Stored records
>> START

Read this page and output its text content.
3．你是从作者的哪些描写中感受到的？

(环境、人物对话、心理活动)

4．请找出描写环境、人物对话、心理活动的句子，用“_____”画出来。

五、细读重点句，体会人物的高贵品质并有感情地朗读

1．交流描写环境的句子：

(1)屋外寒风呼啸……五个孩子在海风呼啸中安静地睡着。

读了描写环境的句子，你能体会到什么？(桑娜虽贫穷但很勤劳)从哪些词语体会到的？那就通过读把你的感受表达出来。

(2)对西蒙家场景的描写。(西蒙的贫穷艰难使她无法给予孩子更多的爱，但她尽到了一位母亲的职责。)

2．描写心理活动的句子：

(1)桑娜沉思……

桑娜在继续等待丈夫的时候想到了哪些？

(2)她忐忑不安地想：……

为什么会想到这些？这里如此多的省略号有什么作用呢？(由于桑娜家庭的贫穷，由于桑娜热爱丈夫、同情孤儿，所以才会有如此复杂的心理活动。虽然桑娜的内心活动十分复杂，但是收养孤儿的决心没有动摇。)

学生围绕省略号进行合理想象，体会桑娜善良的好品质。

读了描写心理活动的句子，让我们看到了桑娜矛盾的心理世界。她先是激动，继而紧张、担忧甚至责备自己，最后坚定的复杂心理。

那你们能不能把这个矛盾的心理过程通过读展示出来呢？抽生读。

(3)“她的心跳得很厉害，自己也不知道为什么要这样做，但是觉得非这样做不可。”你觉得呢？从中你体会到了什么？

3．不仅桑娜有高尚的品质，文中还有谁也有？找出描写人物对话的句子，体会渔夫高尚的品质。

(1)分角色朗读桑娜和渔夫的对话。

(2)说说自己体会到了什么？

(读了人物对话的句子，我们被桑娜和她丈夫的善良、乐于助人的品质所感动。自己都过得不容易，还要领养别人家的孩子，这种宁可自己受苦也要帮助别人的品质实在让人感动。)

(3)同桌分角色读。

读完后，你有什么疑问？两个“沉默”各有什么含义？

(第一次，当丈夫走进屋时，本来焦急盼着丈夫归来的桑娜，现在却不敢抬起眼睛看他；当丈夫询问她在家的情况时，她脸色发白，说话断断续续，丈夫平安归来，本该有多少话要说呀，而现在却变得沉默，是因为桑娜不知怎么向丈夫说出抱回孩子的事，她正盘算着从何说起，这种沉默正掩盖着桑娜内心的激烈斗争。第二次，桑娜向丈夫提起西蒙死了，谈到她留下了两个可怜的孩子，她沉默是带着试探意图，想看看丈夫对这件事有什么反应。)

>> END

# [Instructions for the task]
Reproduce the material in full, with no word added or dropped.

# [Solution for this task]
Read this page and output its text content.
3．你是从作者的哪些描写中感受到的？

(环境、人物对话、心理活动)

4．请找出描写环境、人物对话、心理活动的句子，用“_____”画出来。

五、细读重点句，体会人物的高贵品质并有感情地朗读

1．交流描写环境的句子：

(1)屋外寒风呼啸……五个孩子在海风呼啸中安静地睡着。

读了描写环境的句子，你能体会到什么？(桑娜虽贫穷但很勤劳)从哪些词语体会到的？那就通过读把你的感受表达出来。

(2)对西蒙家场景的描写。(西蒙的贫穷艰难使她无法给予孩子更多的爱，但她尽到了一位母亲的职责。)

2．描写心理活动的句子：

(1)桑娜沉思……

桑娜在继续等待丈夫的时候想到了哪些？

(2)她忐忑不安地想：……

为什么会想到这些？这里如此多的省略号有什么作用呢？(由于桑娜家庭的贫穷，由于桑娜热爱丈夫、同情孤儿，所以才会有如此复杂的心理活动。虽然桑娜的内心活动十分复杂，但是收养孤儿的决心没有动摇。)

学生围绕省略号进行合理想象，体会桑娜善良的好品质。

读了描写心理活动的句子，让我们看到了桑娜矛盾的心理世界。她先是激动，继而紧张、担忧甚至责备自己，最后坚定的复杂心理。

那你们能不能把这个矛盾的心理过程通过读展示出来呢？抽生读。

(3)“她的心跳得很厉害，自己也不知道为什么要这样做，但是觉得非这样做不可。”你觉得呢？从中你体会到了什么？

3．不仅桑娜有高尚的品质，文中还有谁也有？找出描写人物对话的句子，体会渔夫高尚的品质。

(1)分角色朗读桑娜和渔夫的对话。

(2)说说自己体会到了什么？

(读了人物对话的句子，我们被桑娜和她丈夫的善良、乐于助人的品质所感动。自己都过得不容易，还要领养别人家的孩子，这种宁可自己受苦也要帮助别人的品质实在让人感动。)

(3)同桌分角色读。

读完后，你有什么疑问？两个“沉默”各有什么含义？

(第一次，当丈夫走进屋时，本来焦急盼着丈夫归来的桑娜，现在却不敢抬起眼睛看他；当丈夫询问她在家的情况时，她脸色发白，说话断断续续，丈夫平安归来，本该有多少话要说呀，而现在却变得沉默，是因为桑娜不知怎么向丈夫说出抱回孩子的事，她正盘算着从何说起，这种沉默正掩盖着桑娜内心的激烈斗争。第二次，桑娜向丈夫提起西蒙死了，谈到她留下了两个可怜的孩子，她沉默是带着试探意图，想看看丈夫对这件事有什么反应。)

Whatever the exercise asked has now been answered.